= Written task =
Tally how many lines include "name". The number is the whole answer.
— start of Information supplied —
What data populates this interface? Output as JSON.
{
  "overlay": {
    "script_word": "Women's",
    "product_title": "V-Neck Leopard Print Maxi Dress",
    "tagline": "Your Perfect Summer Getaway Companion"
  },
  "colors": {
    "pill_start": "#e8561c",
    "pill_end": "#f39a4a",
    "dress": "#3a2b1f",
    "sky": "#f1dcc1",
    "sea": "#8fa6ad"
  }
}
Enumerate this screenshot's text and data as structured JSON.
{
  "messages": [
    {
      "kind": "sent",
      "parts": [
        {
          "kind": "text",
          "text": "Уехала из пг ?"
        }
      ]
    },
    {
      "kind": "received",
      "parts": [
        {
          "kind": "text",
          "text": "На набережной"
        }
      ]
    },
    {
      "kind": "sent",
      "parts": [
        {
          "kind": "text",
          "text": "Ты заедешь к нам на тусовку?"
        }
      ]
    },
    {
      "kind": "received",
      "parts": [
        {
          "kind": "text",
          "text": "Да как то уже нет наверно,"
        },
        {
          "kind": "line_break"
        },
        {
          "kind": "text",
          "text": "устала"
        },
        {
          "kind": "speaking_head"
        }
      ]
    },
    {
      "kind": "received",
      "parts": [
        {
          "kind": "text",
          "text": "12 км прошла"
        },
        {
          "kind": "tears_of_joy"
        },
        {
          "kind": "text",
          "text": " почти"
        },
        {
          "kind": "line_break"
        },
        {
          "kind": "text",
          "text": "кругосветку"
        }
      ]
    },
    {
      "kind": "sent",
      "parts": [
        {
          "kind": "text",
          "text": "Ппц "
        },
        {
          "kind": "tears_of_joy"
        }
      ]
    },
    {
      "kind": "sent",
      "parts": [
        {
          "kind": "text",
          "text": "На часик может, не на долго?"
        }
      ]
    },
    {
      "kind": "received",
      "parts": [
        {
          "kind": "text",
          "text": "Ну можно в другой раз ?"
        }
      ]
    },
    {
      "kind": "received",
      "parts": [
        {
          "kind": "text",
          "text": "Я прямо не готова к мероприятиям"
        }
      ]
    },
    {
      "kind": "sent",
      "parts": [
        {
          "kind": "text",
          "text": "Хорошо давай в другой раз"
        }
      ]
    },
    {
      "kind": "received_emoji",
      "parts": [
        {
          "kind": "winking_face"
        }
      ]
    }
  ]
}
— end of Information supplied —
— start of Information supplied —
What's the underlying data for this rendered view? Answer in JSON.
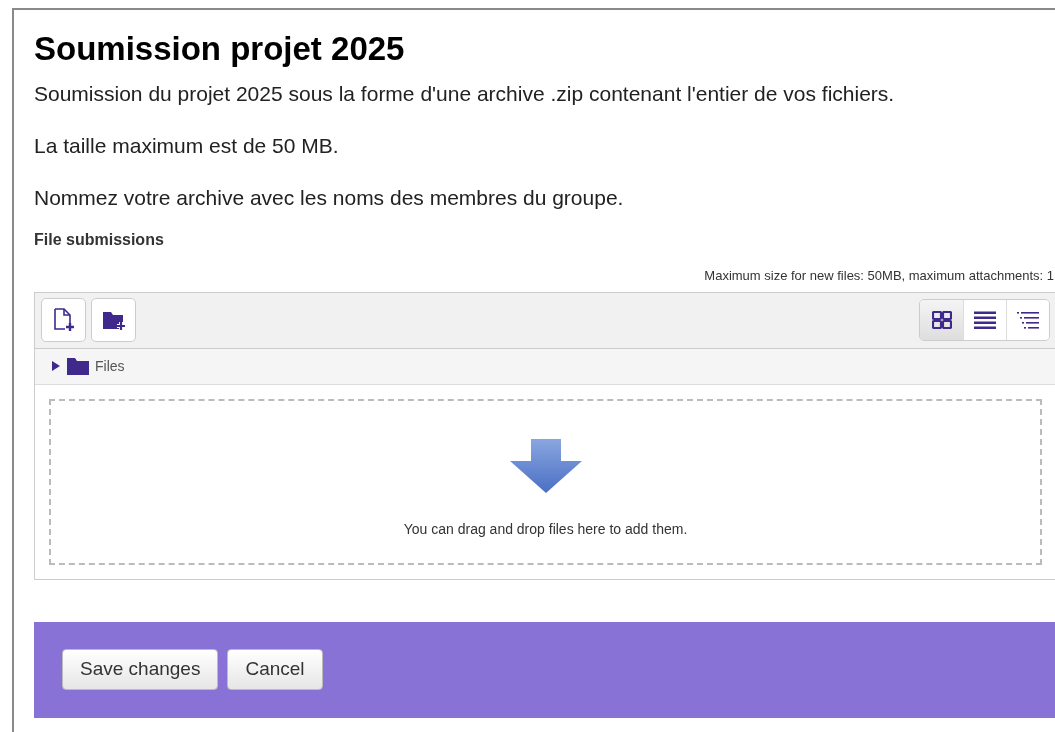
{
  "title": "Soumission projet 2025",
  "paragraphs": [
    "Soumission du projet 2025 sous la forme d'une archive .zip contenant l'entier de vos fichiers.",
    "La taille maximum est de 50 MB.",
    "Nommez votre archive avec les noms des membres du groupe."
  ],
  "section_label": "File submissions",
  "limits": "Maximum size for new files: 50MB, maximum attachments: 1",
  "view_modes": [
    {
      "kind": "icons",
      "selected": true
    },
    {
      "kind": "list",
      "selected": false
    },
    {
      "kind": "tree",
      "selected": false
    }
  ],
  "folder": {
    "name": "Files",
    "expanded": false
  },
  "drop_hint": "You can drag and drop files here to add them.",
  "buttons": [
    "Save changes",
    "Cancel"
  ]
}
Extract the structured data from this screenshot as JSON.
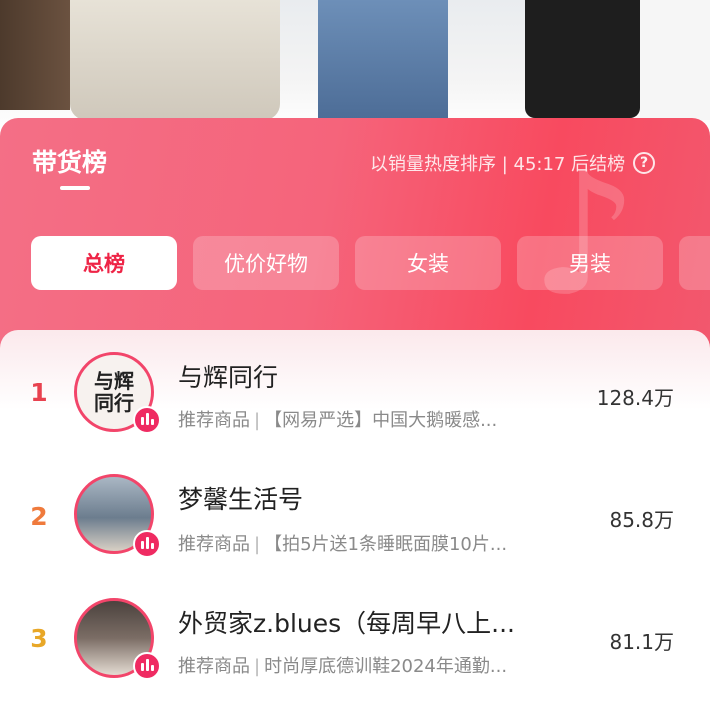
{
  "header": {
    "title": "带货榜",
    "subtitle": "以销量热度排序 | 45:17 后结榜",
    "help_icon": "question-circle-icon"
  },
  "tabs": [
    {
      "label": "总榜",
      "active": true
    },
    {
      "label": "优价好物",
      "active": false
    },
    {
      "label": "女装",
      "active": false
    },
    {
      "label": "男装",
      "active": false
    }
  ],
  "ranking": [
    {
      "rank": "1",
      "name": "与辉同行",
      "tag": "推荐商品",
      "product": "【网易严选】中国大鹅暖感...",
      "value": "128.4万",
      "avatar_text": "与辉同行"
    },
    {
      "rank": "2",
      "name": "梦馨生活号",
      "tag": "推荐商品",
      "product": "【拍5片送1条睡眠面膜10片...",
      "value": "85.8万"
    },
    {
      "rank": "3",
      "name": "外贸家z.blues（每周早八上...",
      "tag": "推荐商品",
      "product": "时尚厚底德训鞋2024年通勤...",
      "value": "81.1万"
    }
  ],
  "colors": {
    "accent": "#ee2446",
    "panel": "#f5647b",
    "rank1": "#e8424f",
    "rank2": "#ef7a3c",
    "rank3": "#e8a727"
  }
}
— end of Information supplied —
= Finished task =
4